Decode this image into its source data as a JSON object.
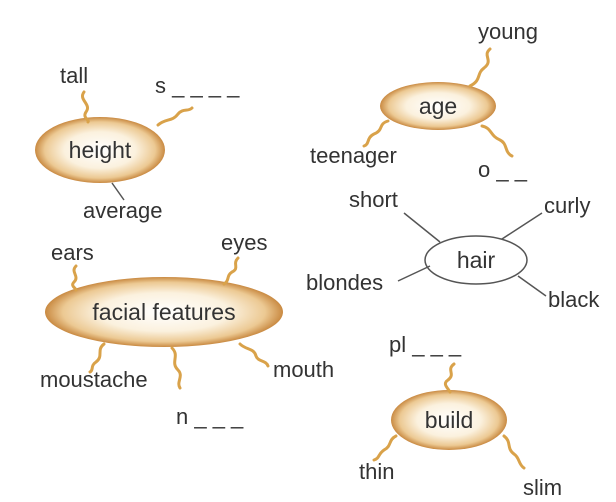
{
  "colors": {
    "text": "#333333",
    "squiggle": "#d9a24a",
    "line": "#555555",
    "oval_light": "#ffffff",
    "oval_warm": "#f6e2bf",
    "oval_edge": "#c98a42",
    "hair_fill": "#ffffff"
  },
  "diagrams": {
    "height": {
      "label": "height",
      "words": {
        "tall": "tall",
        "blank": "s _ _ _ _",
        "average": "average"
      }
    },
    "age": {
      "label": "age",
      "words": {
        "young": "young",
        "teenager": "teenager",
        "blank": "o _ _"
      }
    },
    "hair": {
      "label": "hair",
      "words": {
        "short": "short",
        "curly": "curly",
        "blondes": "blondes",
        "black": "black"
      }
    },
    "facial_features": {
      "label": "facial features",
      "words": {
        "ears": "ears",
        "eyes": "eyes",
        "moustache": "moustache",
        "mouth": "mouth",
        "blank": "n _ _ _"
      }
    },
    "build": {
      "label": "build",
      "words": {
        "blank": "pl _ _ _",
        "thin": "thin",
        "slim": "slim"
      }
    }
  }
}
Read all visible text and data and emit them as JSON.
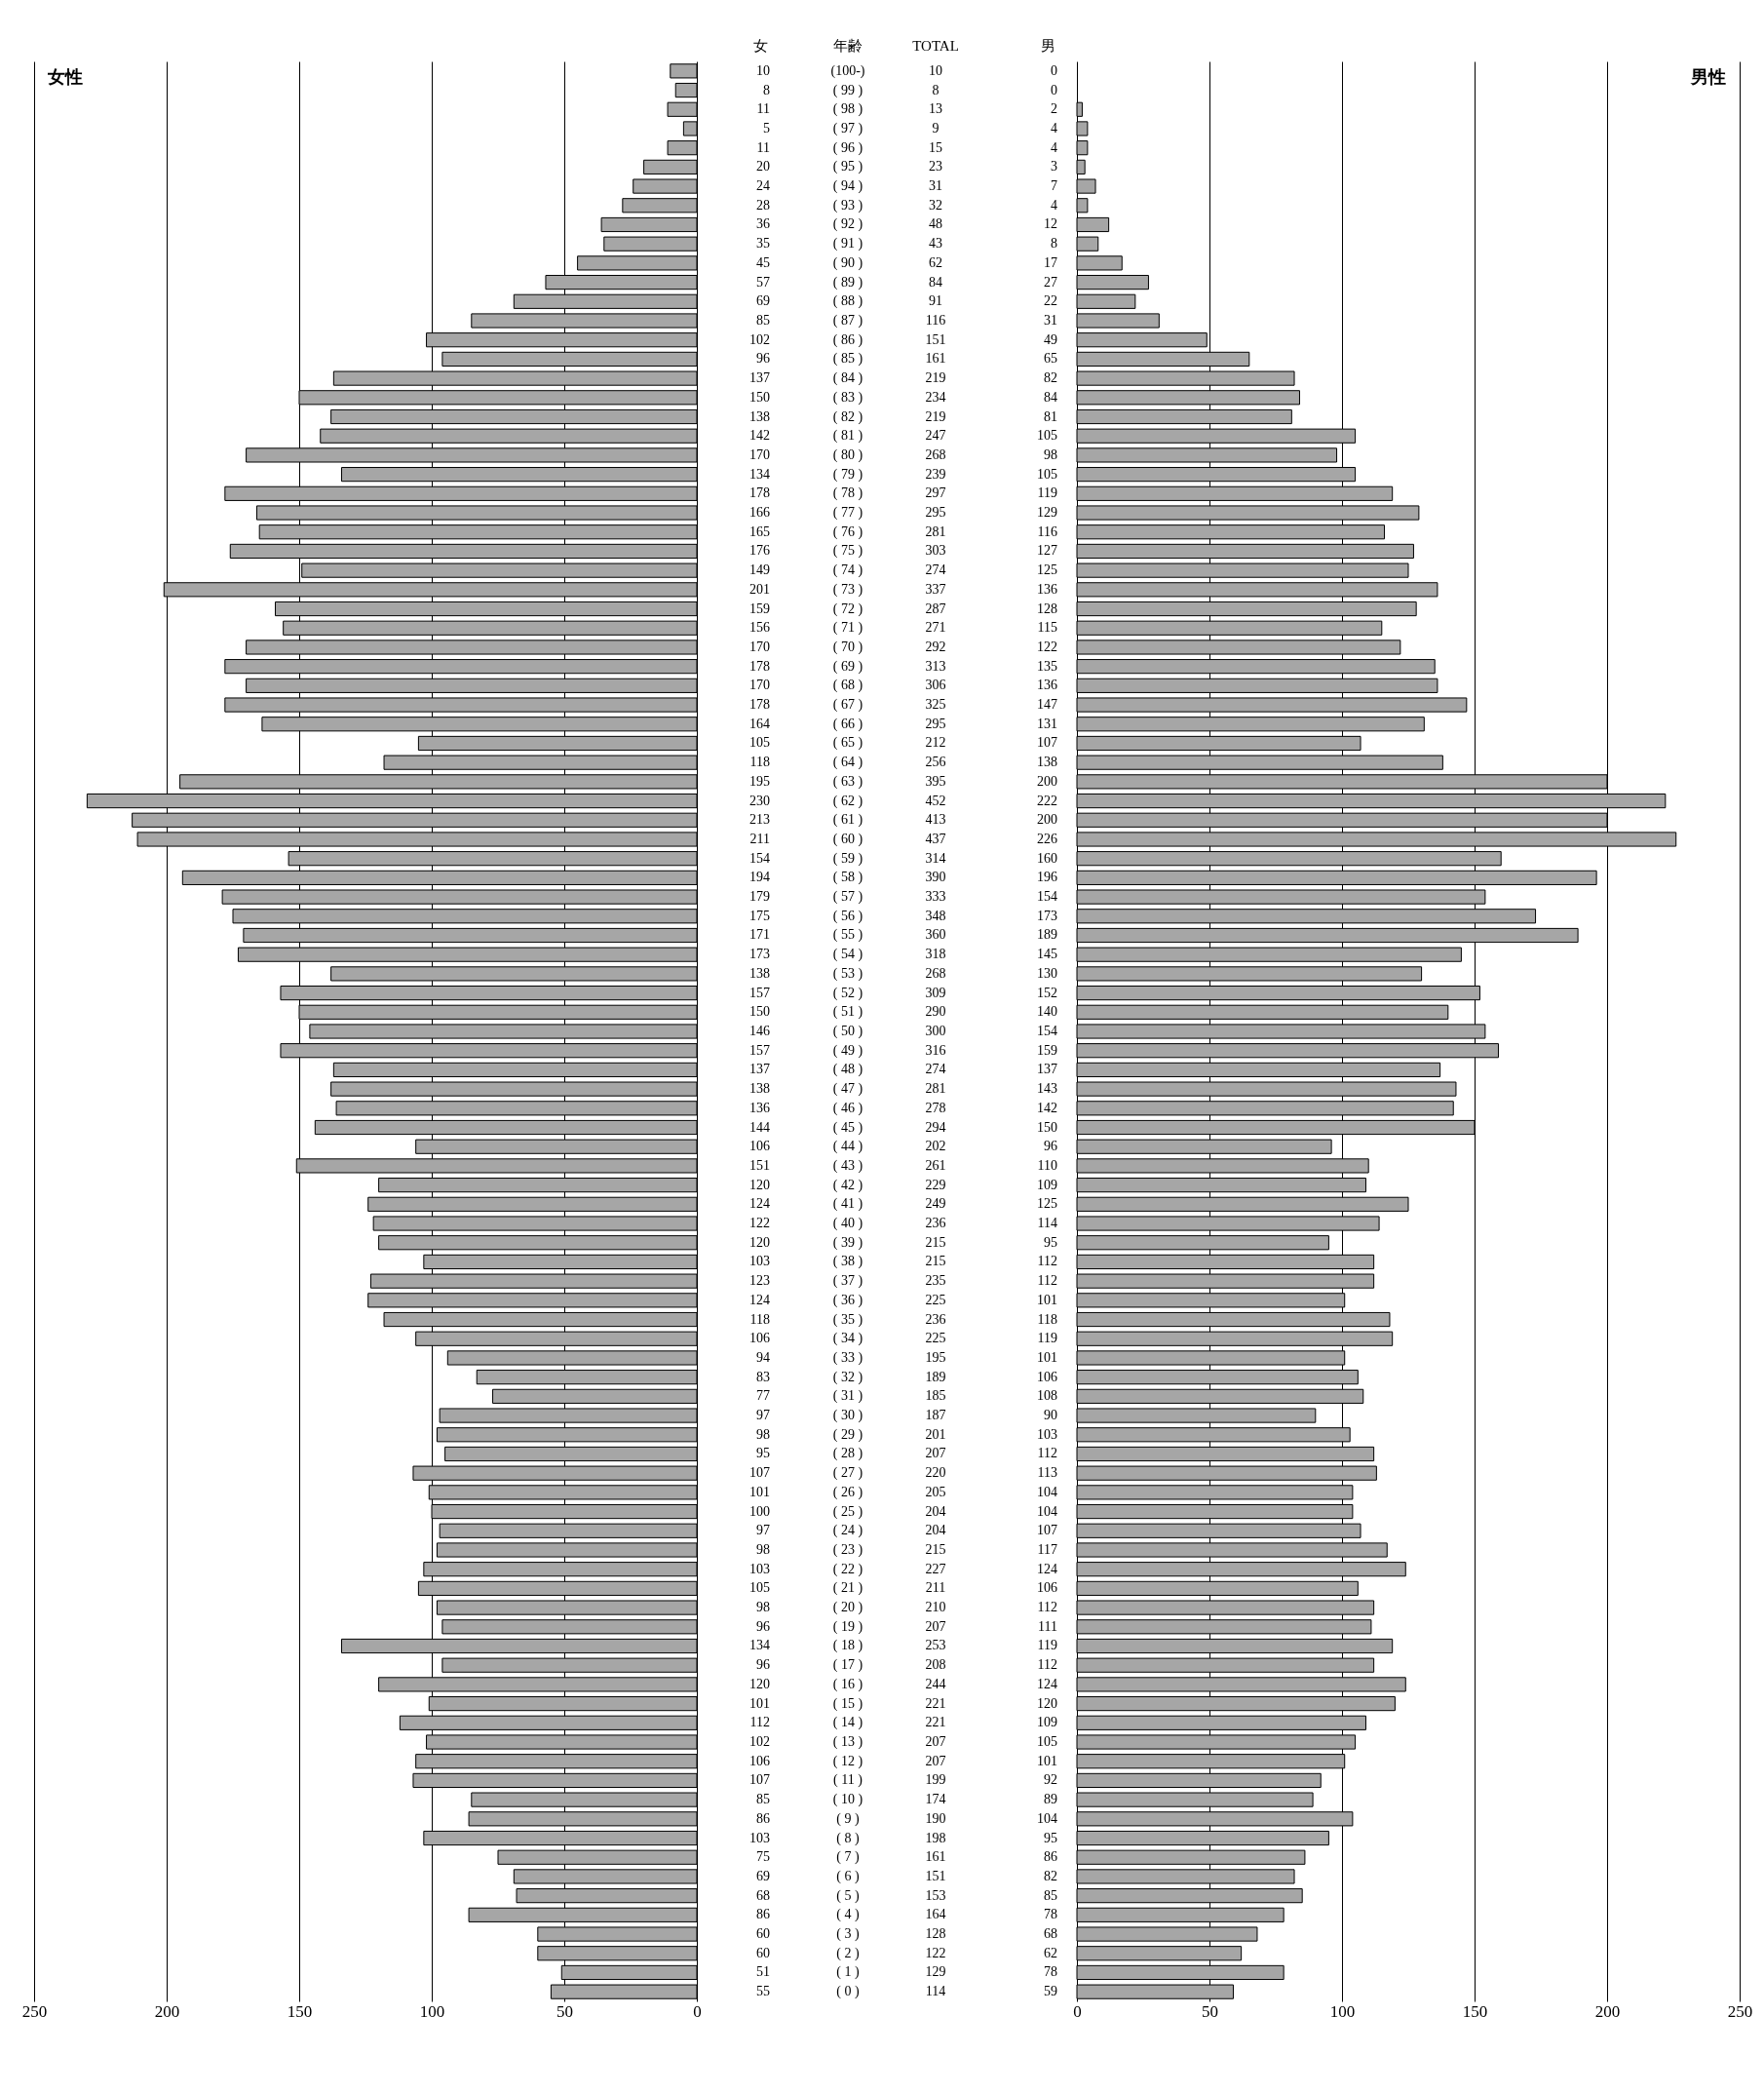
{
  "chart_data": [
    {
      "type": "bar",
      "orientation": "horizontal",
      "annotations": [
        "女",
        "年齢"
      ],
      "data_labels": true,
      "grid": "x",
      "xlim": [
        250,
        0
      ],
      "xticks": [
        250,
        200,
        150,
        100,
        50,
        0
      ],
      "categories": [
        "(100-)",
        "( 99 )",
        "( 98 )",
        "( 97 )",
        "( 96 )",
        "( 95 )",
        "( 94 )",
        "( 93 )",
        "( 92 )",
        "( 91 )",
        "( 90 )",
        "( 89 )",
        "( 88 )",
        "( 87 )",
        "( 86 )",
        "( 85 )",
        "( 84 )",
        "( 83 )",
        "( 82 )",
        "( 81 )",
        "( 80 )",
        "( 79 )",
        "( 78 )",
        "( 77 )",
        "( 76 )",
        "( 75 )",
        "( 74 )",
        "( 73 )",
        "( 72 )",
        "( 71 )",
        "( 70 )",
        "( 69 )",
        "( 68 )",
        "( 67 )",
        "( 66 )",
        "( 65 )",
        "( 64 )",
        "( 63 )",
        "( 62 )",
        "( 61 )",
        "( 60 )",
        "( 59 )",
        "( 58 )",
        "( 57 )",
        "( 56 )",
        "( 55 )",
        "( 54 )",
        "( 53 )",
        "( 52 )",
        "( 51 )",
        "( 50 )",
        "( 49 )",
        "( 48 )",
        "( 47 )",
        "( 46 )",
        "( 45 )",
        "( 44 )",
        "( 43 )",
        "( 42 )",
        "( 41 )",
        "( 40 )",
        "( 39 )",
        "( 38 )",
        "( 37 )",
        "( 36 )",
        "( 35 )",
        "( 34 )",
        "( 33 )",
        "( 32 )",
        "( 31 )",
        "( 30 )",
        "( 29 )",
        "( 28 )",
        "( 27 )",
        "( 26 )",
        "( 25 )",
        "( 24 )",
        "( 23 )",
        "( 22 )",
        "( 21 )",
        "( 20 )",
        "( 19 )",
        "( 18 )",
        "( 17 )",
        "( 16 )",
        "( 15 )",
        "( 14 )",
        "( 13 )",
        "( 12 )",
        "( 11 )",
        "( 10 )",
        "( 9 )",
        "( 8 )",
        "( 7 )",
        "( 6 )",
        "( 5 )",
        "( 4 )",
        "( 3 )",
        "( 2 )",
        "( 1 )",
        "( 0 )"
      ],
      "series": [
        {
          "name": "女性",
          "color": "#a6a6a6",
          "values": [
            10,
            8,
            11,
            5,
            11,
            20,
            24,
            28,
            36,
            35,
            45,
            57,
            69,
            85,
            102,
            96,
            137,
            150,
            138,
            142,
            170,
            134,
            178,
            166,
            165,
            176,
            149,
            201,
            159,
            156,
            170,
            178,
            170,
            178,
            164,
            105,
            118,
            195,
            230,
            213,
            211,
            154,
            194,
            179,
            175,
            171,
            173,
            138,
            157,
            150,
            146,
            157,
            137,
            138,
            136,
            144,
            106,
            151,
            120,
            124,
            122,
            120,
            103,
            123,
            124,
            118,
            106,
            94,
            83,
            77,
            97,
            98,
            95,
            107,
            101,
            100,
            97,
            98,
            103,
            105,
            98,
            96,
            134,
            96,
            120,
            101,
            112,
            102,
            106,
            107,
            85,
            86,
            103,
            75,
            69,
            68,
            86,
            60,
            60,
            51,
            55
          ]
        }
      ]
    },
    {
      "type": "other",
      "annotations": [
        "TOTAL",
        "10",
        "8",
        "13",
        "9",
        "15",
        "23",
        "31",
        "32",
        "48",
        "43",
        "62",
        "84",
        "91",
        "116",
        "151",
        "161",
        "219",
        "234",
        "219",
        "247",
        "268",
        "239",
        "297",
        "295",
        "281",
        "303",
        "274",
        "337",
        "287",
        "271",
        "292",
        "313",
        "306",
        "325",
        "295",
        "212",
        "256",
        "395",
        "452",
        "413",
        "437",
        "314",
        "390",
        "333",
        "348",
        "360",
        "318",
        "268",
        "309",
        "290",
        "300",
        "316",
        "274",
        "281",
        "278",
        "294",
        "202",
        "261",
        "229",
        "249",
        "236",
        "215",
        "215",
        "235",
        "225",
        "236",
        "225",
        "195",
        "189",
        "185",
        "187",
        "201",
        "207",
        "220",
        "205",
        "204",
        "204",
        "215",
        "227",
        "211",
        "210",
        "207",
        "253",
        "208",
        "244",
        "221",
        "221",
        "207",
        "207",
        "199",
        "174",
        "190",
        "198",
        "161",
        "151",
        "153",
        "164",
        "128",
        "122",
        "129",
        "114"
      ]
    },
    {
      "type": "bar",
      "orientation": "horizontal",
      "annotations": [
        "男"
      ],
      "data_labels": true,
      "grid": "x",
      "xlim": [
        0,
        250
      ],
      "xticks": [
        0,
        50,
        100,
        150,
        200,
        250
      ],
      "categories": [
        null,
        null,
        null,
        null,
        null,
        null,
        null,
        null,
        null,
        null,
        null,
        null,
        null,
        null,
        null,
        null,
        null,
        null,
        null,
        null,
        null,
        null,
        null,
        null,
        null,
        null,
        null,
        null,
        null,
        null,
        null,
        null,
        null,
        null,
        null,
        null,
        null,
        null,
        null,
        null,
        null,
        null,
        null,
        null,
        null,
        null,
        null,
        null,
        null,
        null,
        null,
        null,
        null,
        null,
        null,
        null,
        null,
        null,
        null,
        null,
        null,
        null,
        null,
        null,
        null,
        null,
        null,
        null,
        null,
        null,
        null,
        null,
        null,
        null,
        null,
        null,
        null,
        null,
        null,
        null,
        null,
        null,
        null,
        null,
        null,
        null,
        null,
        null,
        null,
        null,
        null,
        null,
        null,
        null,
        null,
        null,
        null,
        null,
        null,
        null,
        null
      ],
      "series": [
        {
          "name": "男性",
          "color": "#a6a6a6",
          "values": [
            0,
            0,
            2,
            4,
            4,
            3,
            7,
            4,
            12,
            8,
            17,
            27,
            22,
            31,
            49,
            65,
            82,
            84,
            81,
            105,
            98,
            105,
            119,
            129,
            116,
            127,
            125,
            136,
            128,
            115,
            122,
            135,
            136,
            147,
            131,
            107,
            138,
            200,
            222,
            200,
            226,
            160,
            196,
            154,
            173,
            189,
            145,
            130,
            152,
            140,
            154,
            159,
            137,
            143,
            142,
            150,
            96,
            110,
            109,
            125,
            114,
            95,
            112,
            112,
            101,
            118,
            119,
            101,
            106,
            108,
            90,
            103,
            112,
            113,
            104,
            104,
            107,
            117,
            124,
            106,
            112,
            111,
            119,
            112,
            124,
            120,
            109,
            105,
            101,
            92,
            89,
            104,
            95,
            86,
            82,
            85,
            78,
            68,
            62,
            78,
            59
          ]
        }
      ]
    }
  ]
}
= = = = = = =
Given request
Copy down every line of the material above that includes the string "text".

Reply
    "text": "#333333",
Read all visible text and data and emit them as JSON.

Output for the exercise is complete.